* _WRITTEN PROBLEM_
Give all of the lines again, with nothing added or dropped.

* _SUPPLIED MATERIAL_
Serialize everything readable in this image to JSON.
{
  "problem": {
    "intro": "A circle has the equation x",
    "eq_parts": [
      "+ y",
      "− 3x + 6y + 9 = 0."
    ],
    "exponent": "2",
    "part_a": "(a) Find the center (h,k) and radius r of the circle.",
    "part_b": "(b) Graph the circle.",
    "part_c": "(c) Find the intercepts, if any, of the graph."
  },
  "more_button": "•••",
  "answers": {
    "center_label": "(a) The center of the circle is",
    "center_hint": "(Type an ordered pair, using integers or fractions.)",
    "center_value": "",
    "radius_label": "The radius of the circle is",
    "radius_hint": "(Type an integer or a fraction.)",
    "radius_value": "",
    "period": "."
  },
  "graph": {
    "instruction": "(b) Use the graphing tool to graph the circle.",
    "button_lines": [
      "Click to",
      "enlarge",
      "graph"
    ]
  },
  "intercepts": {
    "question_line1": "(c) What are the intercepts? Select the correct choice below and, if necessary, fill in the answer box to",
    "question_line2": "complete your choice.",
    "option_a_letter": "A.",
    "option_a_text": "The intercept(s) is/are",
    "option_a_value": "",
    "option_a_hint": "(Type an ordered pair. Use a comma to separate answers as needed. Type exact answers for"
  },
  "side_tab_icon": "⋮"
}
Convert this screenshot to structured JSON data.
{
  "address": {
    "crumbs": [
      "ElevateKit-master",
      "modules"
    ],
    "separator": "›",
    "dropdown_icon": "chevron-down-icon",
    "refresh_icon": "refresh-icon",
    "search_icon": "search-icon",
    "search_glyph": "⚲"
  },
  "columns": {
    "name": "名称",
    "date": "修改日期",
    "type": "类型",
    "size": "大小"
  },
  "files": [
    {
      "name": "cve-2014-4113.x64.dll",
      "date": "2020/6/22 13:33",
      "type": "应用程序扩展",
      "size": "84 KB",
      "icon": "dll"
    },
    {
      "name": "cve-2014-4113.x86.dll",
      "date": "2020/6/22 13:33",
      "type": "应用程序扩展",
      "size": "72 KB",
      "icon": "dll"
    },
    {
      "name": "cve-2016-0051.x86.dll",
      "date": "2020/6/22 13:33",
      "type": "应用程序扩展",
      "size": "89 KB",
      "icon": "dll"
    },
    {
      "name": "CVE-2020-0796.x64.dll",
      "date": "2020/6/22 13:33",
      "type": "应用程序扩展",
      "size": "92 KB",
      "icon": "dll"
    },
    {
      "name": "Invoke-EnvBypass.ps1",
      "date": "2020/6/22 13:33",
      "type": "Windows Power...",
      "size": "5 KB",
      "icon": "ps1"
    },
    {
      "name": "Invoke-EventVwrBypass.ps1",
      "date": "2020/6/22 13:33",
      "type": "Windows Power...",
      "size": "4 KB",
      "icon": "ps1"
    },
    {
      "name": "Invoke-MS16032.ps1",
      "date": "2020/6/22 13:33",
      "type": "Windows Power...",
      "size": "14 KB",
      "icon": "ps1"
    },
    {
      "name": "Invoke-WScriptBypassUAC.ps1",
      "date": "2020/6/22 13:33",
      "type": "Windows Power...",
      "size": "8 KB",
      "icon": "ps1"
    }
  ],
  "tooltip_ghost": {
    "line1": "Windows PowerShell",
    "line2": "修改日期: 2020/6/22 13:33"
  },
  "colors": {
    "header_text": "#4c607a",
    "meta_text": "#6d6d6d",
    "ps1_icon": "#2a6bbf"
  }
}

* _TASK SOLUTION_
Serialize everything readable in this image to JSON.
{
  "problem": {
    "intro": "A circle has the equation x",
    "eq_parts": [
      "+ y",
      "− 3x + 6y + 9 = 0."
    ],
    "exponent": "2",
    "part_a": "(a) Find the center (h,k) and radius r of the circle.",
    "part_b": "(b) Graph the circle.",
    "part_c": "(c) Find the intercepts, if any, of the graph."
  },
  "more_button": "•••",
  "answers": {
    "center_label": "(a) The center of the circle is",
    "center_hint": "(Type an ordered pair, using integers or fractions.)",
    "center_value": "",
    "radius_label": "The radius of the circle is",
    "radius_hint": "(Type an integer or a fraction.)",
    "radius_value": "",
    "period": "."
  },
  "graph": {
    "instruction": "(b) Use the graphing tool to graph the circle.",
    "button_lines": [
      "Click to",
      "enlarge",
      "graph"
    ]
  },
  "intercepts": {
    "question_line1": "(c) What are the intercepts? Select the correct choice below and, if necessary, fill in the answer box to",
    "question_line2": "complete your choice.",
    "option_a_letter": "A.",
    "option_a_text": "The intercept(s) is/are",
    "option_a_value": "",
    "option_a_hint": "(Type an ordered pair. Use a comma to separate answers as needed. Type exact answers for"
  },
  "side_tab_icon": "⋮"
}
Convert this screenshot to structured JSON data.
{
  "address": {
    "crumbs": [
      "ElevateKit-master",
      "modules"
    ],
    "separator": "›",
    "dropdown_icon": "chevron-down-icon",
    "refresh_icon": "refresh-icon",
    "search_icon": "search-icon",
    "search_glyph": "⚲"
  },
  "columns": {
    "name": "名称",
    "date": "修改日期",
    "type": "类型",
    "size": "大小"
  },
  "files": [
    {
      "name": "cve-2014-4113.x64.dll",
      "date": "2020/6/22 13:33",
      "type": "应用程序扩展",
      "size": "84 KB",
      "icon": "dll"
    },
    {
      "name": "cve-2014-4113.x86.dll",
      "date": "2020/6/22 13:33",
      "type": "应用程序扩展",
      "size": "72 KB",
      "icon": "dll"
    },
    {
      "name": "cve-2016-0051.x86.dll",
      "date": "2020/6/22 13:33",
      "type": "应用程序扩展",
      "size": "89 KB",
      "icon": "dll"
    },
    {
      "name": "CVE-2020-0796.x64.dll",
      "date": "2020/6/22 13:33",
      "type": "应用程序扩展",
      "size": "92 KB",
      "icon": "dll"
    },
    {
      "name": "Invoke-EnvBypass.ps1",
      "date": "2020/6/22 13:33",
      "type": "Windows Power...",
      "size": "5 KB",
      "icon": "ps1"
    },
    {
      "name": "Invoke-EventVwrBypass.ps1",
      "date": "2020/6/22 13:33",
      "type": "Windows Power...",
      "size": "4 KB",
      "icon": "ps1"
    },
    {
      "name": "Invoke-MS16032.ps1",
      "date": "2020/6/22 13:33",
      "type": "Windows Power...",
      "size": "14 KB",
      "icon": "ps1"
    },
    {
      "name": "Invoke-WScriptBypassUAC.ps1",
      "date": "2020/6/22 13:33",
      "type": "Windows Power...",
      "size": "8 KB",
      "icon": "ps1"
    }
  ],
  "tooltip_ghost": {
    "line1": "Windows PowerShell",
    "line2": "修改日期: 2020/6/22 13:33"
  },
  "colors": {
    "header_text": "#4c607a",
    "meta_text": "#6d6d6d",
    "ps1_icon": "#2a6bbf"
  }
}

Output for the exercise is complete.